Stored items:
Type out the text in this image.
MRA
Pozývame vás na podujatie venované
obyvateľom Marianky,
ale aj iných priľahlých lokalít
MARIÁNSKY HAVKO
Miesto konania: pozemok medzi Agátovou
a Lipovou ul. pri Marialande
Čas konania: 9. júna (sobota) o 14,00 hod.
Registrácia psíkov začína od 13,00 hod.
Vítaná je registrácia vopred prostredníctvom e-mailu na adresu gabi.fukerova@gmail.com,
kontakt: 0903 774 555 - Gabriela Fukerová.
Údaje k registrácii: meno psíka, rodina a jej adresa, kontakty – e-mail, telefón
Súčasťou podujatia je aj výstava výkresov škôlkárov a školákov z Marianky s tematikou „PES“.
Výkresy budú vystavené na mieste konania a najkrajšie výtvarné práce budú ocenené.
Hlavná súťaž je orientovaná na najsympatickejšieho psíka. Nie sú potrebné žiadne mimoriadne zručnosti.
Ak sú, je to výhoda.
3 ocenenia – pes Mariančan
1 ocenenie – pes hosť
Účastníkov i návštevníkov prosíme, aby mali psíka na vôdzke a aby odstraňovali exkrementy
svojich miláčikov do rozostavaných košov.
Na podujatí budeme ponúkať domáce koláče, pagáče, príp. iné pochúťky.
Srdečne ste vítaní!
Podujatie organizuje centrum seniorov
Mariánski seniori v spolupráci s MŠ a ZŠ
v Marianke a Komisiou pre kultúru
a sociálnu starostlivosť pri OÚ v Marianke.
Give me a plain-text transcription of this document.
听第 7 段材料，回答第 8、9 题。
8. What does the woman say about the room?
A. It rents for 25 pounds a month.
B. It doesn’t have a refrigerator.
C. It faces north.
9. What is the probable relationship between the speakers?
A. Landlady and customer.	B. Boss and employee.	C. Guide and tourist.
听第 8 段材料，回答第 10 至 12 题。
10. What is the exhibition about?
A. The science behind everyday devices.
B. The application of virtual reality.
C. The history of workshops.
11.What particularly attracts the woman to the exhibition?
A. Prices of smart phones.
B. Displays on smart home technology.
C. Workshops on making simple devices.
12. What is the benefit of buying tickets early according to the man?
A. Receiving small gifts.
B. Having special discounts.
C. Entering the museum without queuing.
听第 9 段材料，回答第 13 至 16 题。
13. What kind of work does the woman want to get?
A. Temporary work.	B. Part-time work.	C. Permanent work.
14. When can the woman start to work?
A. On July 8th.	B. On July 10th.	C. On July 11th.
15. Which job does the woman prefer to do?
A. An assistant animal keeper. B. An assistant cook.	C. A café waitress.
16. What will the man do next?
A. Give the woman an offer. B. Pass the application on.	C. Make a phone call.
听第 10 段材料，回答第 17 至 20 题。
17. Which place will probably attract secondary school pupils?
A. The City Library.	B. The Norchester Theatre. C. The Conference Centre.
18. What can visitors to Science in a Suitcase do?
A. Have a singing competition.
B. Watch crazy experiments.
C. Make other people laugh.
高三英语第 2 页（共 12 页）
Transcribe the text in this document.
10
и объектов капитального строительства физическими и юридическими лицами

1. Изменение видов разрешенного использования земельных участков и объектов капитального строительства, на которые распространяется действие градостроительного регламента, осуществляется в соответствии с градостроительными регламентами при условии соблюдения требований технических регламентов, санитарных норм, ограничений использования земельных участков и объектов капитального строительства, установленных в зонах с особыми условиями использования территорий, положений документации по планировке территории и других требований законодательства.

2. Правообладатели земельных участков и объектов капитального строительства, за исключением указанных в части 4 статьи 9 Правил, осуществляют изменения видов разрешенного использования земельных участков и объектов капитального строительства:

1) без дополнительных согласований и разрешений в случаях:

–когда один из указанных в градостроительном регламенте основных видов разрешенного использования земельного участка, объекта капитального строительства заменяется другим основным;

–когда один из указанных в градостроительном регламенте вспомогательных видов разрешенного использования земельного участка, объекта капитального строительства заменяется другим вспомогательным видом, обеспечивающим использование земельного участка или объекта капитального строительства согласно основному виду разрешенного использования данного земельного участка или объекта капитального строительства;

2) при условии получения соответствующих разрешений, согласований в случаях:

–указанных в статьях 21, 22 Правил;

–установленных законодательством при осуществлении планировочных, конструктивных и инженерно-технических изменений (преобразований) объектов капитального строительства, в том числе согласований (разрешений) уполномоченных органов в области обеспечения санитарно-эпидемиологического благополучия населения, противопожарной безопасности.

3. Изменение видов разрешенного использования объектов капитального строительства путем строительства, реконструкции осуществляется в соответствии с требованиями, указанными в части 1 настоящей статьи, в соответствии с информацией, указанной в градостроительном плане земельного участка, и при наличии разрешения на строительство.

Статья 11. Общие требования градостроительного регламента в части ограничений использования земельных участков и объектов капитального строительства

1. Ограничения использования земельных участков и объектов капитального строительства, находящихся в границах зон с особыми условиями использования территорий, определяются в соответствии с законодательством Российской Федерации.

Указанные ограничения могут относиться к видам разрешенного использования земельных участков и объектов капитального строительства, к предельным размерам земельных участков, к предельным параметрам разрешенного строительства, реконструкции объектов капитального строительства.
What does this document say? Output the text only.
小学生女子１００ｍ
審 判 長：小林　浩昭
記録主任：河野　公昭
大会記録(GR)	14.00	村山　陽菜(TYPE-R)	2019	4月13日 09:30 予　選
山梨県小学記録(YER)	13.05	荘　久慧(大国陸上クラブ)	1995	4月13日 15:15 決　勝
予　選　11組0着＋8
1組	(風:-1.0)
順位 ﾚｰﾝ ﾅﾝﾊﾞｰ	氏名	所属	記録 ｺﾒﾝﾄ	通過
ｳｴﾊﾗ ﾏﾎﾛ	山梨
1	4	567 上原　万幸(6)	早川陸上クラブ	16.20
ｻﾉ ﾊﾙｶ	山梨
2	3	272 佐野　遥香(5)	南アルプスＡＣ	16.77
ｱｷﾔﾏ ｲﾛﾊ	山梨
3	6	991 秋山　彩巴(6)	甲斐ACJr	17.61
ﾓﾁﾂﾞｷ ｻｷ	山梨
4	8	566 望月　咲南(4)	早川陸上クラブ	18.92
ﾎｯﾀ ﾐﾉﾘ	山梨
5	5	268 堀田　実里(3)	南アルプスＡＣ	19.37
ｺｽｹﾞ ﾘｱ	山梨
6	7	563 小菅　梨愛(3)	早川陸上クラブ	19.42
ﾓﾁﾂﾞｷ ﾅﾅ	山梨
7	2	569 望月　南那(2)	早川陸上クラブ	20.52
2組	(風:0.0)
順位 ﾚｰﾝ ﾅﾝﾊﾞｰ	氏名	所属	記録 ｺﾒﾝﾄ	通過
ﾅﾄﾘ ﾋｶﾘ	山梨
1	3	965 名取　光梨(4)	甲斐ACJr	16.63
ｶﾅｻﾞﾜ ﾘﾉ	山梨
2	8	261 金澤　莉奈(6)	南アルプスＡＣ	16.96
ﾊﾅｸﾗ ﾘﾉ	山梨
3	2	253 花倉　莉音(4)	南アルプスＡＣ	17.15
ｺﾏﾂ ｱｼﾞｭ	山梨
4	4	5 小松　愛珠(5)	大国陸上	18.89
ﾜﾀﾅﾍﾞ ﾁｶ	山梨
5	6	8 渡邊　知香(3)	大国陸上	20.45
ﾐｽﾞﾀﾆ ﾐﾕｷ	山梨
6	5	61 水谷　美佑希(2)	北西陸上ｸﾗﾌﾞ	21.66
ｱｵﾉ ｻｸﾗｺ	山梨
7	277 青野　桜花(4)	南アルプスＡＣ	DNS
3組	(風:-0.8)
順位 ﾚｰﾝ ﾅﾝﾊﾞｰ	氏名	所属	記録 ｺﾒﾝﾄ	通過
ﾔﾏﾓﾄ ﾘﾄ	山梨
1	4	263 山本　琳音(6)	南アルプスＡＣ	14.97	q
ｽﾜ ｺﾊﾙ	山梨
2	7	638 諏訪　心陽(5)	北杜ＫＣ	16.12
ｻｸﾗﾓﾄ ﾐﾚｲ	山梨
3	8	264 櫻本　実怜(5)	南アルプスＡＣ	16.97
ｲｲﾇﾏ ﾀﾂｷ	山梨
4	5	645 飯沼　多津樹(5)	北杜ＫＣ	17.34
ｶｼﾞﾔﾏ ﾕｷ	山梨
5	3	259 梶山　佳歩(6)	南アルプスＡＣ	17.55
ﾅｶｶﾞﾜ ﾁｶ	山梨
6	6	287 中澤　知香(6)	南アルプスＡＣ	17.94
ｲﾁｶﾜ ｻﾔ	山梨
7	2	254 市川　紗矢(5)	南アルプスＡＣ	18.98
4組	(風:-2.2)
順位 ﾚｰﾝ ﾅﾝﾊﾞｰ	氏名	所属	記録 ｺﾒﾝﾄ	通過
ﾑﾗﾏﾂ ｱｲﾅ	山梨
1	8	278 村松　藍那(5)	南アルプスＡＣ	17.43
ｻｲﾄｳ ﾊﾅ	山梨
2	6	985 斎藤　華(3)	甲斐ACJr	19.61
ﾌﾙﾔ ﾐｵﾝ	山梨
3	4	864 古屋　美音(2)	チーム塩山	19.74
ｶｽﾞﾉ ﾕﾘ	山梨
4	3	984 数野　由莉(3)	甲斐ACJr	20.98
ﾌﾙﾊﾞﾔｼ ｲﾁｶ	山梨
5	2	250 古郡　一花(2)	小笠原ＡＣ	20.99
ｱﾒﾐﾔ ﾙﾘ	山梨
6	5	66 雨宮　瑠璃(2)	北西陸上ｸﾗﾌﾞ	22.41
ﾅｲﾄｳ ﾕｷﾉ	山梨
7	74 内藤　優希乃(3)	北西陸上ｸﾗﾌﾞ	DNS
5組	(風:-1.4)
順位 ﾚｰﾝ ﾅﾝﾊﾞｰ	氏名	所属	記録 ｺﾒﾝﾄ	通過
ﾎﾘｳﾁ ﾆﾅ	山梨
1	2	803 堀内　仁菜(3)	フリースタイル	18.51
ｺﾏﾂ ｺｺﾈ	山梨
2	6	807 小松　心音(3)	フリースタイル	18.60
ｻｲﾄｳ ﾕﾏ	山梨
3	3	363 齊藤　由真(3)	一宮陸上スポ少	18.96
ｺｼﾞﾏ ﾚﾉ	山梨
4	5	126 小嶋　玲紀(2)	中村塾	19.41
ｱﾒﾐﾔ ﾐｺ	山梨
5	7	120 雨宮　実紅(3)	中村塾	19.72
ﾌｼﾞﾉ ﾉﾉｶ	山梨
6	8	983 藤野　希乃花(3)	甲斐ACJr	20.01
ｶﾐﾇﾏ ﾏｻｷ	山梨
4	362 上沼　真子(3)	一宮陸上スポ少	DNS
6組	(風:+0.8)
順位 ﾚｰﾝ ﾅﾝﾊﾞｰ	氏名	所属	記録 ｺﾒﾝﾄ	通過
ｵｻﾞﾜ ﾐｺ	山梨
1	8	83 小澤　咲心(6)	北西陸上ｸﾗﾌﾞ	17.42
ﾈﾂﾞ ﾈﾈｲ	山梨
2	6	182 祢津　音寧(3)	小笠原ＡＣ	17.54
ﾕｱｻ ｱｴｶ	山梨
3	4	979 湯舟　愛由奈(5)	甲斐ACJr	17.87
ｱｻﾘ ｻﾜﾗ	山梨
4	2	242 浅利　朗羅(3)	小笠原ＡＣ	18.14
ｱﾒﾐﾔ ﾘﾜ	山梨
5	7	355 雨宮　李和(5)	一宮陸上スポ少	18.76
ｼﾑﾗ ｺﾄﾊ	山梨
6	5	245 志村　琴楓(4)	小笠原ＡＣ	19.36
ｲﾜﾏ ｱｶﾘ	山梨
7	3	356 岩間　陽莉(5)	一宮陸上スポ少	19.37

**Short exercise**
Show every line where the string "application" appears.

**Correct output**
B. The application of virtual reality.
A. Give the woman an offer. B. Pass the application on.	C. Make a phone call.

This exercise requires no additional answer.